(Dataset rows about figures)
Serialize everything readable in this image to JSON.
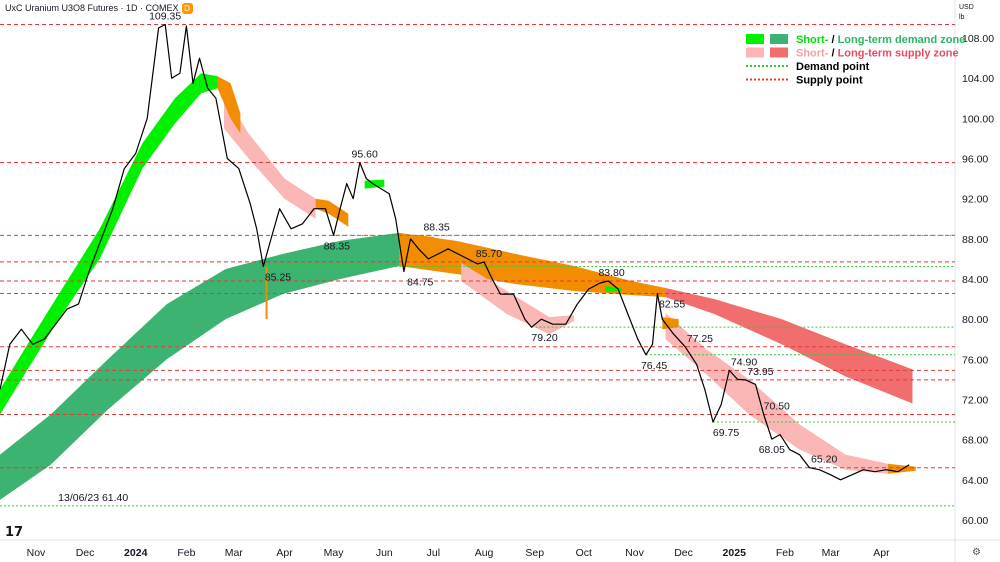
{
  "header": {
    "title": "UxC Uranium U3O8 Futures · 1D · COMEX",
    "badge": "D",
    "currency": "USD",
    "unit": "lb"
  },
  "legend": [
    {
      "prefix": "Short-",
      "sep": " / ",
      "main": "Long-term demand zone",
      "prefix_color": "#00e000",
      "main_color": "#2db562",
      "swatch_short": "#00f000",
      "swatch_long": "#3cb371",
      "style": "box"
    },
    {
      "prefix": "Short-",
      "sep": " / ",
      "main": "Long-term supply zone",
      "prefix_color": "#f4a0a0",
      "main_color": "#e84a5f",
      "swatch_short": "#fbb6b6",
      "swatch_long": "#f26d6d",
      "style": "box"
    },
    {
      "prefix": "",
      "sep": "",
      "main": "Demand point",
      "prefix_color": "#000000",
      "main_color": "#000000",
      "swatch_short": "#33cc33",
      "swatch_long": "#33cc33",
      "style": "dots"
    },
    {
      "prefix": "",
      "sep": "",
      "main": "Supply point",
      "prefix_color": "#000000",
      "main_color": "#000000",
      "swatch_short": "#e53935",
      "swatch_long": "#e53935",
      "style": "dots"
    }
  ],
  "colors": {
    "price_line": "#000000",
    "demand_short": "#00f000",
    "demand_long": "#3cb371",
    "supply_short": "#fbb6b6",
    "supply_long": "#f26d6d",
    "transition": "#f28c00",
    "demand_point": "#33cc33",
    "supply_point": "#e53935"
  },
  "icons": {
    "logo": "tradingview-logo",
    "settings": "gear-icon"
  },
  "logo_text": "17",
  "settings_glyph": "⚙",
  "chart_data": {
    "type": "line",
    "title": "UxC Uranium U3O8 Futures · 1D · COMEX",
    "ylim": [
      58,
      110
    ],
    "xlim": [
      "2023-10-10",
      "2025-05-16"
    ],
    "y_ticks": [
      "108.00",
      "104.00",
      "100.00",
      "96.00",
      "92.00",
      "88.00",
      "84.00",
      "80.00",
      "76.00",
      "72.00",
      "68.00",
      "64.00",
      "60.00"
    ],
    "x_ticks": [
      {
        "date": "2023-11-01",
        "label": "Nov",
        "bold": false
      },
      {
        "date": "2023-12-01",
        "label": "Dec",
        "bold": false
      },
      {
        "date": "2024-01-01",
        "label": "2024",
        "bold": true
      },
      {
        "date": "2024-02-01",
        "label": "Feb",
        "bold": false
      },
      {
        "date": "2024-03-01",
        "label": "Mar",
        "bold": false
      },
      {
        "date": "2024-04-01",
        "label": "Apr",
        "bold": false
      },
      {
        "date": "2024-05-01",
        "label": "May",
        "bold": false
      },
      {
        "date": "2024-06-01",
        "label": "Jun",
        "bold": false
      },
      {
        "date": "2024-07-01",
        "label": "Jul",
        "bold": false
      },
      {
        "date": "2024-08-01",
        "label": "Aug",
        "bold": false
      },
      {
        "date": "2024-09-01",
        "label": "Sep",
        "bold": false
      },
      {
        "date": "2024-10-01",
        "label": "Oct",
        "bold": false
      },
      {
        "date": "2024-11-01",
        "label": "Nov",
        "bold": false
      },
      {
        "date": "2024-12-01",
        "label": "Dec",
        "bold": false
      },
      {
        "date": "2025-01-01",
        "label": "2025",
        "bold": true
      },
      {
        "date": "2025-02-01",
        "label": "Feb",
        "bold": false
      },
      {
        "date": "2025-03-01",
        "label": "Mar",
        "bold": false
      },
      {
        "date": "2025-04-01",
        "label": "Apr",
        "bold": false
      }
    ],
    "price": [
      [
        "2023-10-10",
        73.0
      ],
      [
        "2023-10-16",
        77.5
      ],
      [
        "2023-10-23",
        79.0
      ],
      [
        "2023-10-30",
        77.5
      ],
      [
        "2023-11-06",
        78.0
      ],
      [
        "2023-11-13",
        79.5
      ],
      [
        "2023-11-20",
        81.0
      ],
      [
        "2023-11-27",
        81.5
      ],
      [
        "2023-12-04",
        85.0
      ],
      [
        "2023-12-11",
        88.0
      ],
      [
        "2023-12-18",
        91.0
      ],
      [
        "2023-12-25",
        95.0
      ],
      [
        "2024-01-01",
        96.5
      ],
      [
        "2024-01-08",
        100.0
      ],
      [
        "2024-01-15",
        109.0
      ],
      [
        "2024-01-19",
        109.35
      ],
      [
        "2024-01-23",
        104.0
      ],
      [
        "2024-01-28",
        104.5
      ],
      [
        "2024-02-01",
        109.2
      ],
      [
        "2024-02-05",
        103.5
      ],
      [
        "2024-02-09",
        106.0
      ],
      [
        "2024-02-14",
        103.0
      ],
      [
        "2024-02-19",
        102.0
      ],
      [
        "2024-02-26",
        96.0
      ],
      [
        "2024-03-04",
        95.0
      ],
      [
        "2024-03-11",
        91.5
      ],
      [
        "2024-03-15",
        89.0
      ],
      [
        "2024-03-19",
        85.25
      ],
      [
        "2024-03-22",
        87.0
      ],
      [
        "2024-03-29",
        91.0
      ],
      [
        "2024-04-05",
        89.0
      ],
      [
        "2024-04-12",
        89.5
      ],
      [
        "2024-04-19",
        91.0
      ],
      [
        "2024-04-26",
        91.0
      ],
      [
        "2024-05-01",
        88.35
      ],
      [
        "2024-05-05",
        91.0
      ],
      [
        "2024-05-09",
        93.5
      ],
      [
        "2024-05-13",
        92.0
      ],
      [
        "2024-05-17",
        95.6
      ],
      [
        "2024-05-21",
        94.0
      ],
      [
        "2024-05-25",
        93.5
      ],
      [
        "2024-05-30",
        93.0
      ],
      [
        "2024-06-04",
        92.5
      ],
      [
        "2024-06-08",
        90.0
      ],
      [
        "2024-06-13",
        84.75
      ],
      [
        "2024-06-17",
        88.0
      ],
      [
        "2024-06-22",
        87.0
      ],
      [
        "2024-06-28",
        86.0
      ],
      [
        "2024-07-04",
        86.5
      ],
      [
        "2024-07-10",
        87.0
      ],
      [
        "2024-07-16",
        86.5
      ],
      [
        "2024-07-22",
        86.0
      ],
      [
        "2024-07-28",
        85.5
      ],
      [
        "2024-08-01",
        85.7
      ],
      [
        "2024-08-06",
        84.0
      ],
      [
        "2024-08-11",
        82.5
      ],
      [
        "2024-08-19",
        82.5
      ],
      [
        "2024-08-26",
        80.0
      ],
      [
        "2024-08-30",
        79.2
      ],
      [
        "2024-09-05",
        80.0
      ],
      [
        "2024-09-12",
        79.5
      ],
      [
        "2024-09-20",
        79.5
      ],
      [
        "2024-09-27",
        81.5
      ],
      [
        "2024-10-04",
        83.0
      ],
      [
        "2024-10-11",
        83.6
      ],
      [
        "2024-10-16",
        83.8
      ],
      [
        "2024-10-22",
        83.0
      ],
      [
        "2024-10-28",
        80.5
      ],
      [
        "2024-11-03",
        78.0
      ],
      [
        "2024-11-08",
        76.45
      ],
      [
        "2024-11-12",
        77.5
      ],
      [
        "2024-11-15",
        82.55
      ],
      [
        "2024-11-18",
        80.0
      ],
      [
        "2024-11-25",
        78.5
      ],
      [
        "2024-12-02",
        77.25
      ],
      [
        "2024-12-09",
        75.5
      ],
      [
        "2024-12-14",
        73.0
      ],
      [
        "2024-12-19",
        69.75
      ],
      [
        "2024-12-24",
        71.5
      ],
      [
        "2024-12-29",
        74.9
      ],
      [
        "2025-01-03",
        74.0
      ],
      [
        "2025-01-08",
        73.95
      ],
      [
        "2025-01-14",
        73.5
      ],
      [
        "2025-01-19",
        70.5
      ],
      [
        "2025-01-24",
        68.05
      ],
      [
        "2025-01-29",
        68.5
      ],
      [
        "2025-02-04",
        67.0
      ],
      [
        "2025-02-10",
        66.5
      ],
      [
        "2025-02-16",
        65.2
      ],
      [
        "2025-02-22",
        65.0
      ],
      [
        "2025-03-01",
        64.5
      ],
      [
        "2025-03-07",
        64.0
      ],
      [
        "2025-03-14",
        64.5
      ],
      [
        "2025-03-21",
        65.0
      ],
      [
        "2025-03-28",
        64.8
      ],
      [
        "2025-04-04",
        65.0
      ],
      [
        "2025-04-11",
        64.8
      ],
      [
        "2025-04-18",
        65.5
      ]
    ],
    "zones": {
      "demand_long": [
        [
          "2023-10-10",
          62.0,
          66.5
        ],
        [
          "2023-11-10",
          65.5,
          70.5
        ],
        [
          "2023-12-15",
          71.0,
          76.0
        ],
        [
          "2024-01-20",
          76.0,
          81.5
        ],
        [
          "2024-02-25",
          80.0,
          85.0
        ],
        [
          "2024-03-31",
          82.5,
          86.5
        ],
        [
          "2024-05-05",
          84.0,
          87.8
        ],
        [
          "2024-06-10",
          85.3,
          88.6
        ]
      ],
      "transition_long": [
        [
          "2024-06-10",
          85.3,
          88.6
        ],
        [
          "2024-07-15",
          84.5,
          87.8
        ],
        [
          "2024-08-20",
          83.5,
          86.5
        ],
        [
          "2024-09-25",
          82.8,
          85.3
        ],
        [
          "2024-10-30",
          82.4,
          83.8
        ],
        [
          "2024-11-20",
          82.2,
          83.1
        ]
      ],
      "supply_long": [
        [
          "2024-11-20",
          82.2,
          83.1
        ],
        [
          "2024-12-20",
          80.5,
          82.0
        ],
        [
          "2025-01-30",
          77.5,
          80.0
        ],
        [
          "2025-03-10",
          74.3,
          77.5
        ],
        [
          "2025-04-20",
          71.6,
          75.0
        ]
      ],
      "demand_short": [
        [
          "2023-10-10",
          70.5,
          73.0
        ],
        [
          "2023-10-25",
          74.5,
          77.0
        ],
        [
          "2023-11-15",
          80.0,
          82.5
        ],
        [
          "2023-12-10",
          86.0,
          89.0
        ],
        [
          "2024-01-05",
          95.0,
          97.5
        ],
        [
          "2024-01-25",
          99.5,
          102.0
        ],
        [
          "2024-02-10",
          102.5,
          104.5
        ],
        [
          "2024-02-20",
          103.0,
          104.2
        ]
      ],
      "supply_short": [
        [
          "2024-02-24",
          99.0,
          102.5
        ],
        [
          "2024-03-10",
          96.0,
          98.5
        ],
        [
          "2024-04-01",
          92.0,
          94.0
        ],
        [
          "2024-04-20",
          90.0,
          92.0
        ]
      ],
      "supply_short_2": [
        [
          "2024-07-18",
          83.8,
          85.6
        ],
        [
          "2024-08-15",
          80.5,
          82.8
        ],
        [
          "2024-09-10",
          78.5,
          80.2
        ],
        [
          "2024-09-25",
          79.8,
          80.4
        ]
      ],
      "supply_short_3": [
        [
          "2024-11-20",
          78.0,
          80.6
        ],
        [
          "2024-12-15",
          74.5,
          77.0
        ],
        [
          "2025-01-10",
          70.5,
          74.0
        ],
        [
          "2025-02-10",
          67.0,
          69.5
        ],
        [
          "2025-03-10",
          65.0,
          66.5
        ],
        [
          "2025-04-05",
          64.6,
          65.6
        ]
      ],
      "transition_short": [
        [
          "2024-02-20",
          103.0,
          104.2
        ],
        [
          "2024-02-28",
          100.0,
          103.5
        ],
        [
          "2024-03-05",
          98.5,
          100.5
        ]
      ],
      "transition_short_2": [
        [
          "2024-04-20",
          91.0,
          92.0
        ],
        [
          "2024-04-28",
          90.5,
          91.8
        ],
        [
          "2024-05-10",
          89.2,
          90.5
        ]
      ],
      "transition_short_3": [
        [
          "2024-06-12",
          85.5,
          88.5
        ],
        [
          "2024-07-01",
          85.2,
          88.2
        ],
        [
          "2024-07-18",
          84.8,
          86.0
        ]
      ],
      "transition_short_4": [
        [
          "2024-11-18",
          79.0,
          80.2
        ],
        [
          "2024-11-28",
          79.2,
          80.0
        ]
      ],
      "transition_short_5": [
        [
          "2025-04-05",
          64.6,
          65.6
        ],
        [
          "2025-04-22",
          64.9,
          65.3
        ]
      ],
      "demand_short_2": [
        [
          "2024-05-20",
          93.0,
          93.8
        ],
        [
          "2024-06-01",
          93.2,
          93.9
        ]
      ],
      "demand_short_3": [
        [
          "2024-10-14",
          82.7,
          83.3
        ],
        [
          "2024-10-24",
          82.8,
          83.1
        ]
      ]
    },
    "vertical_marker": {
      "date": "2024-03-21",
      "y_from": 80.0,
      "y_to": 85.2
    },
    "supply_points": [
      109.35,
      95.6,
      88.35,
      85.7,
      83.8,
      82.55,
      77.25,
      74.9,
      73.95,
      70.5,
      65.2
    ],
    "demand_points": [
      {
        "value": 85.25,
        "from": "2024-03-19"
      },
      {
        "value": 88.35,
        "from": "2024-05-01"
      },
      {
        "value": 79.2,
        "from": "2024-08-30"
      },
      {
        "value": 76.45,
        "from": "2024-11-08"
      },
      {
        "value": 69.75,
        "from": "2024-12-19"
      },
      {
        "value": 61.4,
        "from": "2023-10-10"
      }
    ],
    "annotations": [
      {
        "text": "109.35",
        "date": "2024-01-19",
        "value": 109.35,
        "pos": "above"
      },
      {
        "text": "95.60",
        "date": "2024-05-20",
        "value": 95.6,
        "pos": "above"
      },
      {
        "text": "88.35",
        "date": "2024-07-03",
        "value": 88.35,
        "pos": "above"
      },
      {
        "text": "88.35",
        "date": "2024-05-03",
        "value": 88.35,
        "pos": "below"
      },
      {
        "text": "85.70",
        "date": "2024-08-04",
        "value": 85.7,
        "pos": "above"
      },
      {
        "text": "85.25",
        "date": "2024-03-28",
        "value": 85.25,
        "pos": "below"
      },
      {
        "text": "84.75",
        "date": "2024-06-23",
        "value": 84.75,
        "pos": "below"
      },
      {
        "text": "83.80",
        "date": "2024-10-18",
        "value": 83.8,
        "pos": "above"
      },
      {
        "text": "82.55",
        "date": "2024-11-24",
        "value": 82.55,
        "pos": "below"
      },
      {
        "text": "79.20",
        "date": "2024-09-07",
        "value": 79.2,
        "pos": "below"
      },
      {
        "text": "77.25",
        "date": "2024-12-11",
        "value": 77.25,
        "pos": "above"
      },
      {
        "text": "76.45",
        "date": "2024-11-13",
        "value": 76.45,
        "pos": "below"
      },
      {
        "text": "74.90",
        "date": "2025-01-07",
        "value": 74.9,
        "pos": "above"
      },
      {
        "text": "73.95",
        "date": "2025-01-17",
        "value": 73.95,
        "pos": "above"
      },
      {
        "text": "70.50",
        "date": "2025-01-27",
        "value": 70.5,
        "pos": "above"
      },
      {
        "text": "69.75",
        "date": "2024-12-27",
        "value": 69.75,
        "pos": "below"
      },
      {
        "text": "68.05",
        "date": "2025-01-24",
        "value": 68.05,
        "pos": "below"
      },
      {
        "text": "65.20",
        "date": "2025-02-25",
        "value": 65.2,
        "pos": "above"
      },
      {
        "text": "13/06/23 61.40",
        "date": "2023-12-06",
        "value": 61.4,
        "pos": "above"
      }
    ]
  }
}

**PROBLEM STATEMENT**: Pull every line containing "term" from the data.

**TASK RESPONSE**:
      "main": "Long-term demand zone",
      "main": "Long-term supply zone",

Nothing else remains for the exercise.